**THE RECORDS**
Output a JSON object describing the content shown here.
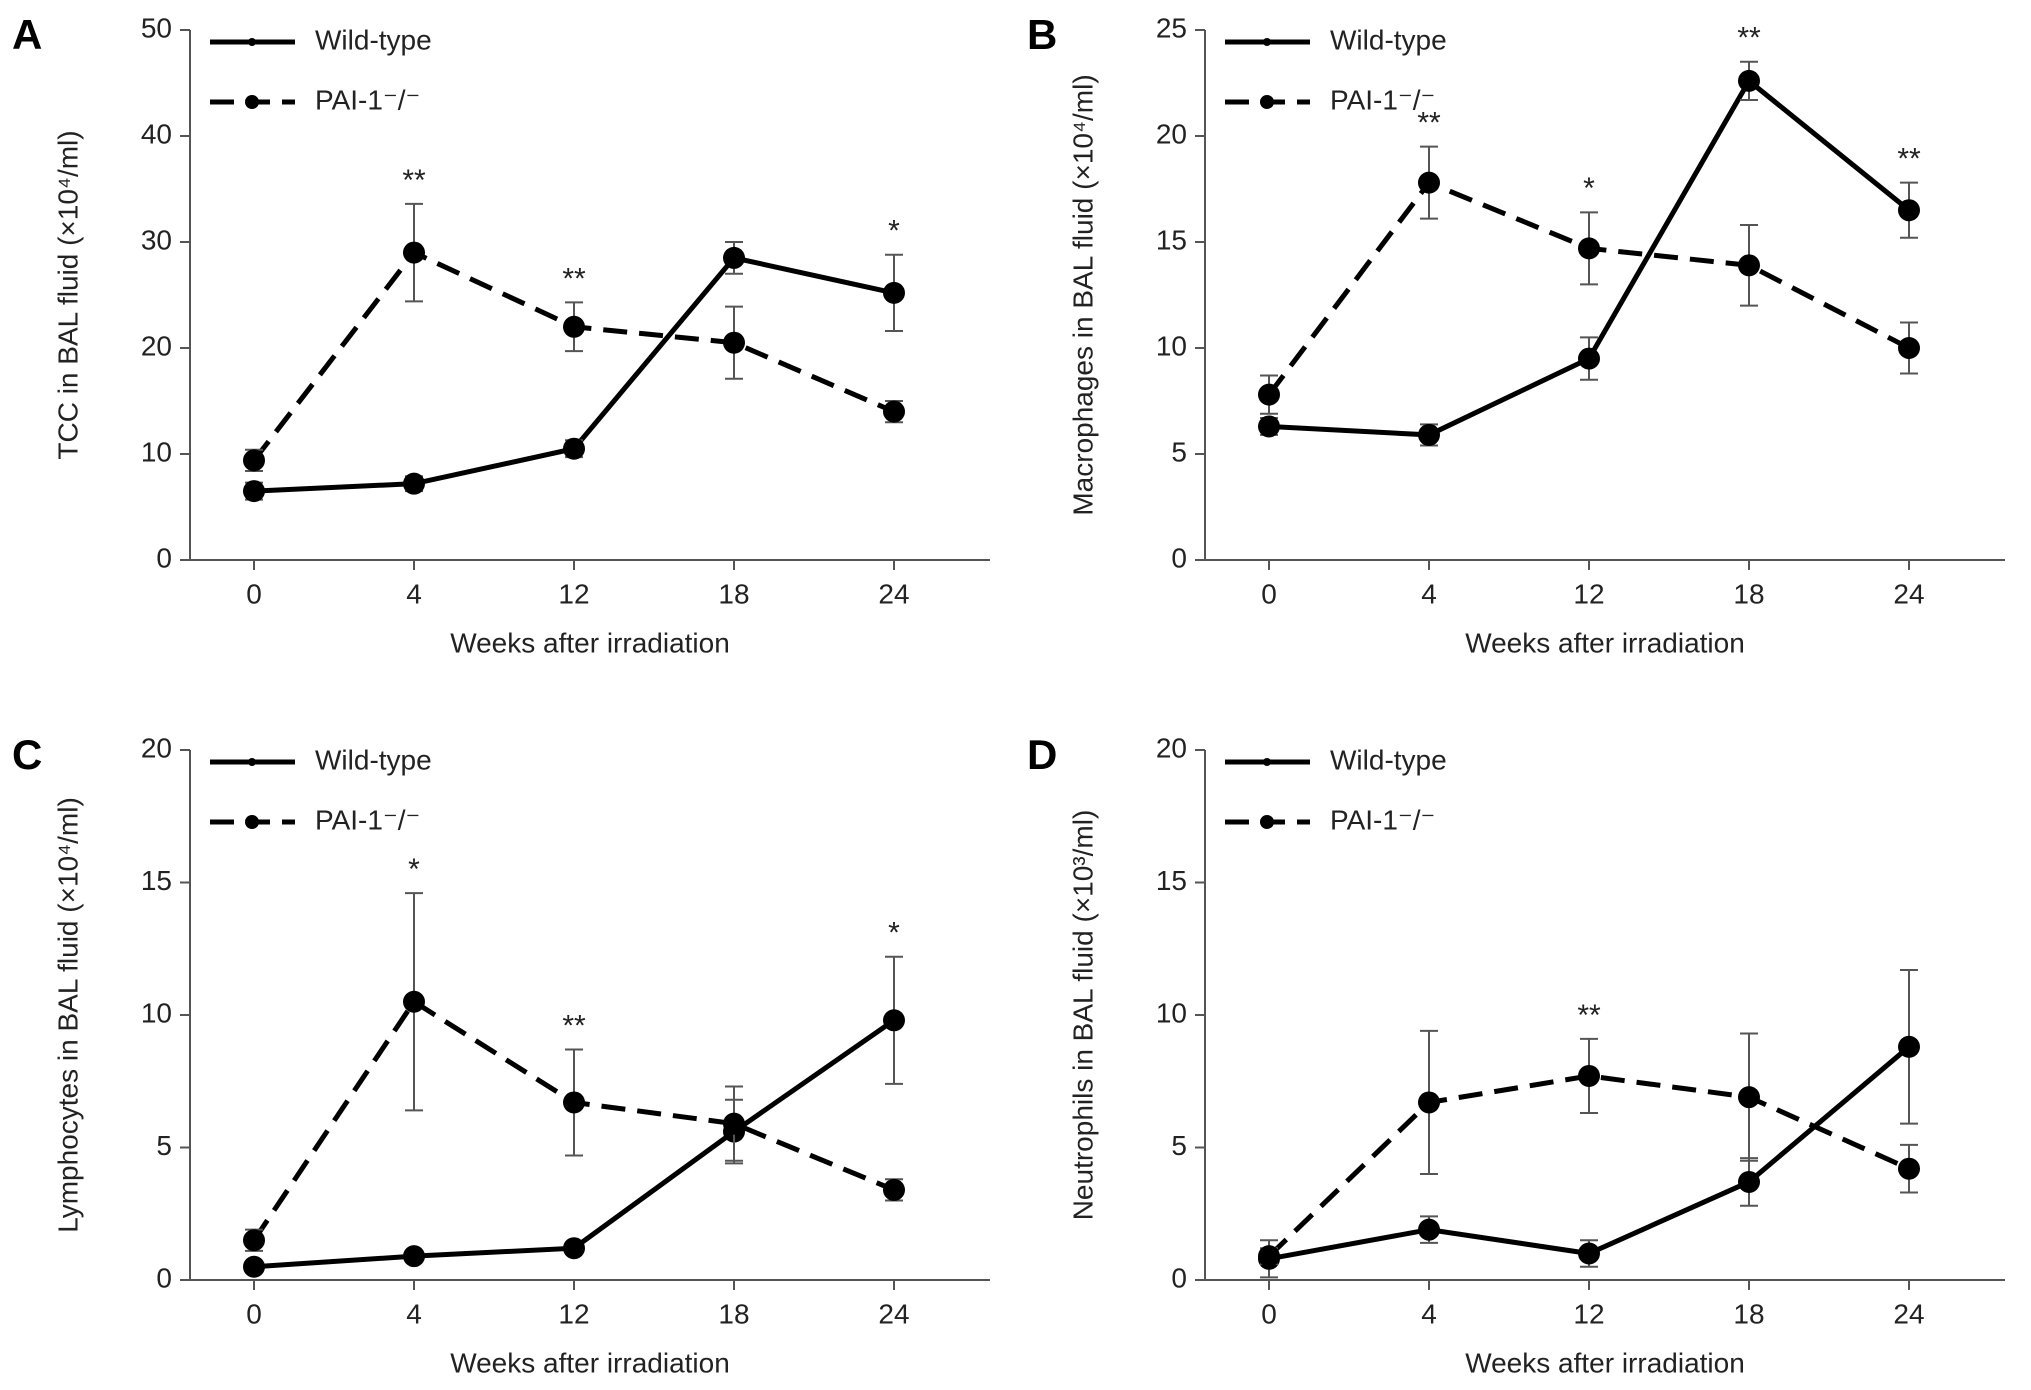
{
  "chart_data": [
    {
      "type": "line",
      "panel": "A",
      "ylabel": "TCC  in BAL fluid (×10⁴/ml)",
      "xlabel": "Weeks after irradiation",
      "categories": [
        "0",
        "4",
        "12",
        "18",
        "24"
      ],
      "ylim": [
        0,
        50
      ],
      "yticks": [
        0,
        10,
        20,
        30,
        40,
        50
      ],
      "series": [
        {
          "name": "Wild-type",
          "color": "#000000",
          "dashed": false,
          "values": [
            6.5,
            7.2,
            10.5,
            28.5,
            25.2
          ],
          "errors": [
            0.8,
            0.7,
            0.8,
            1.5,
            3.6
          ]
        },
        {
          "name": "PAI-1⁻/⁻",
          "color": "#000000",
          "dashed": true,
          "values": [
            9.4,
            29,
            22,
            20.5,
            14
          ],
          "errors": [
            1,
            4.6,
            2.3,
            3.4,
            1
          ]
        }
      ],
      "annotations": [
        {
          "category": "4",
          "text": "**"
        },
        {
          "category": "12",
          "text": "**"
        },
        {
          "category": "24",
          "text": "*"
        }
      ]
    },
    {
      "type": "line",
      "panel": "B",
      "ylabel": "Macrophages in BAL fluid (×10⁴/ml)",
      "xlabel": "Weeks after irradiation",
      "categories": [
        "0",
        "4",
        "12",
        "18",
        "24"
      ],
      "ylim": [
        0,
        25
      ],
      "yticks": [
        0,
        5,
        10,
        15,
        20,
        25
      ],
      "series": [
        {
          "name": "Wild-type",
          "color": "#000000",
          "dashed": false,
          "values": [
            6.3,
            5.9,
            9.5,
            22.6,
            16.5
          ],
          "errors": [
            0.4,
            0.5,
            1.0,
            0.9,
            1.3
          ]
        },
        {
          "name": "PAI-1⁻/⁻",
          "color": "#000000",
          "dashed": true,
          "values": [
            7.8,
            17.8,
            14.7,
            13.9,
            10.0
          ],
          "errors": [
            0.9,
            1.7,
            1.7,
            1.9,
            1.2
          ]
        }
      ],
      "annotations": [
        {
          "category": "4",
          "text": "**"
        },
        {
          "category": "12",
          "text": "*"
        },
        {
          "category": "18",
          "text": "**"
        },
        {
          "category": "24",
          "text": "**"
        }
      ]
    },
    {
      "type": "line",
      "panel": "C",
      "ylabel": "Lymphocytes in BAL fluid (×10⁴/ml)",
      "xlabel": "Weeks after irradiation",
      "categories": [
        "0",
        "4",
        "12",
        "18",
        "24"
      ],
      "ylim": [
        0,
        20
      ],
      "yticks": [
        0,
        5,
        10,
        15,
        20
      ],
      "series": [
        {
          "name": "Wild-type",
          "color": "#000000",
          "dashed": false,
          "values": [
            0.5,
            0.9,
            1.2,
            5.6,
            9.8
          ],
          "errors": [
            0.2,
            0.2,
            0.2,
            1.2,
            2.4
          ]
        },
        {
          "name": "PAI-1⁻/⁻",
          "color": "#000000",
          "dashed": true,
          "values": [
            1.5,
            10.5,
            6.7,
            5.9,
            3.4
          ],
          "errors": [
            0.4,
            4.1,
            2.0,
            1.4,
            0.4
          ]
        }
      ],
      "annotations": [
        {
          "category": "4",
          "text": "*"
        },
        {
          "category": "12",
          "text": "**"
        },
        {
          "category": "24",
          "text": "*"
        }
      ]
    },
    {
      "type": "line",
      "panel": "D",
      "ylabel": "Neutrophils in BAL fluid (×10³/ml)",
      "xlabel": "Weeks after irradiation",
      "categories": [
        "0",
        "4",
        "12",
        "18",
        "24"
      ],
      "ylim": [
        0,
        20
      ],
      "yticks": [
        0,
        5,
        10,
        15,
        20
      ],
      "series": [
        {
          "name": "Wild-type",
          "color": "#000000",
          "dashed": false,
          "values": [
            0.8,
            1.9,
            1.0,
            3.7,
            8.8
          ],
          "errors": [
            0.7,
            0.5,
            0.5,
            0.9,
            2.9
          ]
        },
        {
          "name": "PAI-1⁻/⁻",
          "color": "#000000",
          "dashed": true,
          "values": [
            0.9,
            6.7,
            7.7,
            6.9,
            4.2
          ],
          "errors": [
            0.3,
            2.7,
            1.4,
            2.4,
            0.9
          ]
        }
      ],
      "annotations": [
        {
          "category": "12",
          "text": "**"
        }
      ]
    }
  ]
}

**WHAT THE TASK REQUIRES**
Copy every line of the data exactly as written, excluding the pictures.

**ANSWER TO THIS TASK**
Output a JSON object describing the content shown here.
{
  "chart_data": [
    {
      "type": "line",
      "panel": "A",
      "ylabel": "TCC  in BAL fluid (×10⁴/ml)",
      "xlabel": "Weeks after irradiation",
      "categories": [
        "0",
        "4",
        "12",
        "18",
        "24"
      ],
      "ylim": [
        0,
        50
      ],
      "yticks": [
        0,
        10,
        20,
        30,
        40,
        50
      ],
      "series": [
        {
          "name": "Wild-type",
          "color": "#000000",
          "dashed": false,
          "values": [
            6.5,
            7.2,
            10.5,
            28.5,
            25.2
          ],
          "errors": [
            0.8,
            0.7,
            0.8,
            1.5,
            3.6
          ]
        },
        {
          "name": "PAI-1⁻/⁻",
          "color": "#000000",
          "dashed": true,
          "values": [
            9.4,
            29,
            22,
            20.5,
            14
          ],
          "errors": [
            1,
            4.6,
            2.3,
            3.4,
            1
          ]
        }
      ],
      "annotations": [
        {
          "category": "4",
          "text": "**"
        },
        {
          "category": "12",
          "text": "**"
        },
        {
          "category": "24",
          "text": "*"
        }
      ]
    },
    {
      "type": "line",
      "panel": "B",
      "ylabel": "Macrophages in BAL fluid (×10⁴/ml)",
      "xlabel": "Weeks after irradiation",
      "categories": [
        "0",
        "4",
        "12",
        "18",
        "24"
      ],
      "ylim": [
        0,
        25
      ],
      "yticks": [
        0,
        5,
        10,
        15,
        20,
        25
      ],
      "series": [
        {
          "name": "Wild-type",
          "color": "#000000",
          "dashed": false,
          "values": [
            6.3,
            5.9,
            9.5,
            22.6,
            16.5
          ],
          "errors": [
            0.4,
            0.5,
            1.0,
            0.9,
            1.3
          ]
        },
        {
          "name": "PAI-1⁻/⁻",
          "color": "#000000",
          "dashed": true,
          "values": [
            7.8,
            17.8,
            14.7,
            13.9,
            10.0
          ],
          "errors": [
            0.9,
            1.7,
            1.7,
            1.9,
            1.2
          ]
        }
      ],
      "annotations": [
        {
          "category": "4",
          "text": "**"
        },
        {
          "category": "12",
          "text": "*"
        },
        {
          "category": "18",
          "text": "**"
        },
        {
          "category": "24",
          "text": "**"
        }
      ]
    },
    {
      "type": "line",
      "panel": "C",
      "ylabel": "Lymphocytes in BAL fluid (×10⁴/ml)",
      "xlabel": "Weeks after irradiation",
      "categories": [
        "0",
        "4",
        "12",
        "18",
        "24"
      ],
      "ylim": [
        0,
        20
      ],
      "yticks": [
        0,
        5,
        10,
        15,
        20
      ],
      "series": [
        {
          "name": "Wild-type",
          "color": "#000000",
          "dashed": false,
          "values": [
            0.5,
            0.9,
            1.2,
            5.6,
            9.8
          ],
          "errors": [
            0.2,
            0.2,
            0.2,
            1.2,
            2.4
          ]
        },
        {
          "name": "PAI-1⁻/⁻",
          "color": "#000000",
          "dashed": true,
          "values": [
            1.5,
            10.5,
            6.7,
            5.9,
            3.4
          ],
          "errors": [
            0.4,
            4.1,
            2.0,
            1.4,
            0.4
          ]
        }
      ],
      "annotations": [
        {
          "category": "4",
          "text": "*"
        },
        {
          "category": "12",
          "text": "**"
        },
        {
          "category": "24",
          "text": "*"
        }
      ]
    },
    {
      "type": "line",
      "panel": "D",
      "ylabel": "Neutrophils in BAL fluid (×10³/ml)",
      "xlabel": "Weeks after irradiation",
      "categories": [
        "0",
        "4",
        "12",
        "18",
        "24"
      ],
      "ylim": [
        0,
        20
      ],
      "yticks": [
        0,
        5,
        10,
        15,
        20
      ],
      "series": [
        {
          "name": "Wild-type",
          "color": "#000000",
          "dashed": false,
          "values": [
            0.8,
            1.9,
            1.0,
            3.7,
            8.8
          ],
          "errors": [
            0.7,
            0.5,
            0.5,
            0.9,
            2.9
          ]
        },
        {
          "name": "PAI-1⁻/⁻",
          "color": "#000000",
          "dashed": true,
          "values": [
            0.9,
            6.7,
            7.7,
            6.9,
            4.2
          ],
          "errors": [
            0.3,
            2.7,
            1.4,
            2.4,
            0.9
          ]
        }
      ],
      "annotations": [
        {
          "category": "12",
          "text": "**"
        }
      ]
    }
  ]
}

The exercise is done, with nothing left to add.